To be done
Pick out the lines below that contain the string "położone" and copy them all.

** start Record excerpts **

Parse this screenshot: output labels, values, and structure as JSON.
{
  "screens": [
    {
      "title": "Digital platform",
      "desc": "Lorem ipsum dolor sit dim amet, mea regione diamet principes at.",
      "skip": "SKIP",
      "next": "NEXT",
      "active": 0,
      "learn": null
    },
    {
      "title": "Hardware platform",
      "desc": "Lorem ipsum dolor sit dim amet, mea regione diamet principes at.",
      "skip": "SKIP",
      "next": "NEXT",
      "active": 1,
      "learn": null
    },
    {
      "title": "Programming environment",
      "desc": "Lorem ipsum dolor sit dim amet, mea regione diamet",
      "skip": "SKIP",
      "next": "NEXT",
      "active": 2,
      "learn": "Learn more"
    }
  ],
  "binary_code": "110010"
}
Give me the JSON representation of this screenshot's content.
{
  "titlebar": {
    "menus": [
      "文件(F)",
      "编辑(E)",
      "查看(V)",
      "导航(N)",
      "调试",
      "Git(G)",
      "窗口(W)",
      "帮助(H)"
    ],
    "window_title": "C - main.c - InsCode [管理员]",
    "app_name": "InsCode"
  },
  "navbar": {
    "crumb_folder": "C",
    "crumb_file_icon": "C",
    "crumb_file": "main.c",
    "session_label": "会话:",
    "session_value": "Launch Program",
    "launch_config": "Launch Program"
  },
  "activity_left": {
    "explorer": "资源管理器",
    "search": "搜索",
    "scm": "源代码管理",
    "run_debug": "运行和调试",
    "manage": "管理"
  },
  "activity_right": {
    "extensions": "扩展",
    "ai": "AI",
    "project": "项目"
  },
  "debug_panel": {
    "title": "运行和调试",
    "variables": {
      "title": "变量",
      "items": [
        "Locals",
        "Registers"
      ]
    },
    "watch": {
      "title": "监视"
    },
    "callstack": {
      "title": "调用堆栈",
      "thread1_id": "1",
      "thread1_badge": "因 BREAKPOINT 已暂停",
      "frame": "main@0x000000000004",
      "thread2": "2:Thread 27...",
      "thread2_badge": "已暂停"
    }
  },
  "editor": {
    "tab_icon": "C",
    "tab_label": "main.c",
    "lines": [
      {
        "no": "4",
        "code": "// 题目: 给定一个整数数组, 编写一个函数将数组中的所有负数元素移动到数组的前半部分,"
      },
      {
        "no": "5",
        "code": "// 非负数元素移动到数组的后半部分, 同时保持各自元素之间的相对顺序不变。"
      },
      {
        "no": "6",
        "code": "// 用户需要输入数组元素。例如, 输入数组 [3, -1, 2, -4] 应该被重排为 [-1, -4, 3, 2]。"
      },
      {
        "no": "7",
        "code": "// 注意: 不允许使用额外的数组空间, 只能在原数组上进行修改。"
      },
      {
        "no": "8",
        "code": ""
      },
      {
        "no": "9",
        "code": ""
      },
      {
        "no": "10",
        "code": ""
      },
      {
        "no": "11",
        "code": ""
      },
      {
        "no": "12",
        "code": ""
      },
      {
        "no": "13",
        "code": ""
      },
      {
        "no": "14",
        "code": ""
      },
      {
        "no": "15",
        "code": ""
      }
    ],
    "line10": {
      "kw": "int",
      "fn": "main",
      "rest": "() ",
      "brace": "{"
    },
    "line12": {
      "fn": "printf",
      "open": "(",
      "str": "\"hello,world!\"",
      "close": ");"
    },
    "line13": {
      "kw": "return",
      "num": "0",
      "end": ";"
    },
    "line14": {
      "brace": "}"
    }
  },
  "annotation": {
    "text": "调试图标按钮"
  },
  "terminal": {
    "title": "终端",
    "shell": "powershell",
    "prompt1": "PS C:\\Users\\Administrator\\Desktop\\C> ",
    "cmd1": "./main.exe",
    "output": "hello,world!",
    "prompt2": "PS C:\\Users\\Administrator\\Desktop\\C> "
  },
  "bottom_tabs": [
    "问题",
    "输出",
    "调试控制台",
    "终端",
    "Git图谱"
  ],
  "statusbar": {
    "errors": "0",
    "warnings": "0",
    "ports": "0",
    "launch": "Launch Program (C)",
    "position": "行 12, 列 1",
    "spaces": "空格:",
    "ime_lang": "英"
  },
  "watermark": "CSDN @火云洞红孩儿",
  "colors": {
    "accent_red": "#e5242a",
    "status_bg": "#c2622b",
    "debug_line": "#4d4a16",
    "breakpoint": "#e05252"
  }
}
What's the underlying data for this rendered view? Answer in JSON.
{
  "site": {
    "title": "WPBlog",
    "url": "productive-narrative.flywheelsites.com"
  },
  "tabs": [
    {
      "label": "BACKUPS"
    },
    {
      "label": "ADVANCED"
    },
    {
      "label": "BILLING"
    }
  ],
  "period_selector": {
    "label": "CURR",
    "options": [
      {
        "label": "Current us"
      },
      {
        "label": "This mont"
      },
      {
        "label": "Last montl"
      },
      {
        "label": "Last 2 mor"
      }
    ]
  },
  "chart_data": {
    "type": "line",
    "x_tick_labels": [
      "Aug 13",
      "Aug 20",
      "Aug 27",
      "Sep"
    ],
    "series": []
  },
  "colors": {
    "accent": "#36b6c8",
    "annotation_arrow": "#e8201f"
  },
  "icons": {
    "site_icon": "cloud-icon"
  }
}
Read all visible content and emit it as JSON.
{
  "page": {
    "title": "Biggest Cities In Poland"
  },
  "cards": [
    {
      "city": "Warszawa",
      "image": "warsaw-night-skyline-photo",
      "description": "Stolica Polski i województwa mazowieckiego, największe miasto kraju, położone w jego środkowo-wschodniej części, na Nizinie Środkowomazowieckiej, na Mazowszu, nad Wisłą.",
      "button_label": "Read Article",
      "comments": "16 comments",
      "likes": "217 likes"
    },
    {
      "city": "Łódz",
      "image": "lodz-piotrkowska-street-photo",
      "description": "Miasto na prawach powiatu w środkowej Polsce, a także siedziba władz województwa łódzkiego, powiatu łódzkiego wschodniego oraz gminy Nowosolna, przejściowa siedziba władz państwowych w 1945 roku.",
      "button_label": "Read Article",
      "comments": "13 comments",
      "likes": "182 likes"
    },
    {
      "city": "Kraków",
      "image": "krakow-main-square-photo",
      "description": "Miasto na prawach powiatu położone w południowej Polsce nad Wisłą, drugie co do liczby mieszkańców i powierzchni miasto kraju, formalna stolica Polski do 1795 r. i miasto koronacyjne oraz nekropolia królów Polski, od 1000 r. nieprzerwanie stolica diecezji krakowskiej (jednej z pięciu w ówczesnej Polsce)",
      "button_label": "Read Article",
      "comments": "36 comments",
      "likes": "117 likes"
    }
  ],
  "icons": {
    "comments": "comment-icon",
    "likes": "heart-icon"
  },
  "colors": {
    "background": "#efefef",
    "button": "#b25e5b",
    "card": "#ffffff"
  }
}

** end Record excerpts **

The reply
      "description": "Stolica Polski i województwa mazowieckiego, największe miasto kraju, położone w jego środkowo-wschodniej części, na Nizinie Środkowomazowieckiej, na Mazowszu, nad Wisłą.",
      "description": "Miasto na prawach powiatu położone w południowej Polsce nad Wisłą, drugie co do liczby mieszkańców i powierzchni miasto kraju, formalna stolica Polski do 1795 r. i miasto koronacyjne oraz nekropolia królów Polski, od 1000 r. nieprzerwanie stolica diecezji krakowskiej (jednej z pięciu w ówczesnej Polsce)",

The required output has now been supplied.